WHAT YOU ARE ASKED TO DO. Below are some records; retype all of them exactly.
· · · · ·
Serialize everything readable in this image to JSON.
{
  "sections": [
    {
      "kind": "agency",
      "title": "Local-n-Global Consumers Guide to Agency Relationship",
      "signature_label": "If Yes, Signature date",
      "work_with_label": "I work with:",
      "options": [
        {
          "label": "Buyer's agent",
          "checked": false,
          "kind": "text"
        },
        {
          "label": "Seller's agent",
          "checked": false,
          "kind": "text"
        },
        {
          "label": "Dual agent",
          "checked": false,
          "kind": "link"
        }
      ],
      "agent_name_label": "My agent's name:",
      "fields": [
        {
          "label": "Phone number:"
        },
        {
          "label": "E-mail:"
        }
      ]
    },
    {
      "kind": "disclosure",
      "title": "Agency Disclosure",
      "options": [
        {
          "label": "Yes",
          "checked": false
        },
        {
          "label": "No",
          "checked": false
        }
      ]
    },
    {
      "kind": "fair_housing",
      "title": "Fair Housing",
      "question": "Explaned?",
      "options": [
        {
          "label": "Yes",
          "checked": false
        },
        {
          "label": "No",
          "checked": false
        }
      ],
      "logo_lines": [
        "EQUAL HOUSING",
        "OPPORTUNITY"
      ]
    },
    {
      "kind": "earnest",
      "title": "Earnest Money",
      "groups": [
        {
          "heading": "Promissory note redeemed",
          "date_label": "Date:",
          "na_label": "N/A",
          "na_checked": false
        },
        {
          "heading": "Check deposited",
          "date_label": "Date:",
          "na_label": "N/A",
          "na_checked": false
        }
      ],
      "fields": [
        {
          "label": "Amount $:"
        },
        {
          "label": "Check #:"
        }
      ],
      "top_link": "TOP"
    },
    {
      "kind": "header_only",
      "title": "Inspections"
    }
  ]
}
· · · · ·
RESPONSE BELOW.
Serialize everything readable in this image to JSON.
{
  "sections": [
    {
      "kind": "agency",
      "title": "Local-n-Global Consumers Guide to Agency Relationship",
      "signature_label": "If Yes, Signature date",
      "work_with_label": "I work with:",
      "options": [
        {
          "label": "Buyer's agent",
          "checked": false,
          "kind": "text"
        },
        {
          "label": "Seller's agent",
          "checked": false,
          "kind": "text"
        },
        {
          "label": "Dual agent",
          "checked": false,
          "kind": "link"
        }
      ],
      "agent_name_label": "My agent's name:",
      "fields": [
        {
          "label": "Phone number:"
        },
        {
          "label": "E-mail:"
        }
      ]
    },
    {
      "kind": "disclosure",
      "title": "Agency Disclosure",
      "options": [
        {
          "label": "Yes",
          "checked": false
        },
        {
          "label": "No",
          "checked": false
        }
      ]
    },
    {
      "kind": "fair_housing",
      "title": "Fair Housing",
      "question": "Explaned?",
      "options": [
        {
          "label": "Yes",
          "checked": false
        },
        {
          "label": "No",
          "checked": false
        }
      ],
      "logo_lines": [
        "EQUAL HOUSING",
        "OPPORTUNITY"
      ]
    },
    {
      "kind": "earnest",
      "title": "Earnest Money",
      "groups": [
        {
          "heading": "Promissory note redeemed",
          "date_label": "Date:",
          "na_label": "N/A",
          "na_checked": false
        },
        {
          "heading": "Check deposited",
          "date_label": "Date:",
          "na_label": "N/A",
          "na_checked": false
        }
      ],
      "fields": [
        {
          "label": "Amount $:"
        },
        {
          "label": "Check #:"
        }
      ],
      "top_link": "TOP"
    },
    {
      "kind": "header_only",
      "title": "Inspections"
    }
  ]
}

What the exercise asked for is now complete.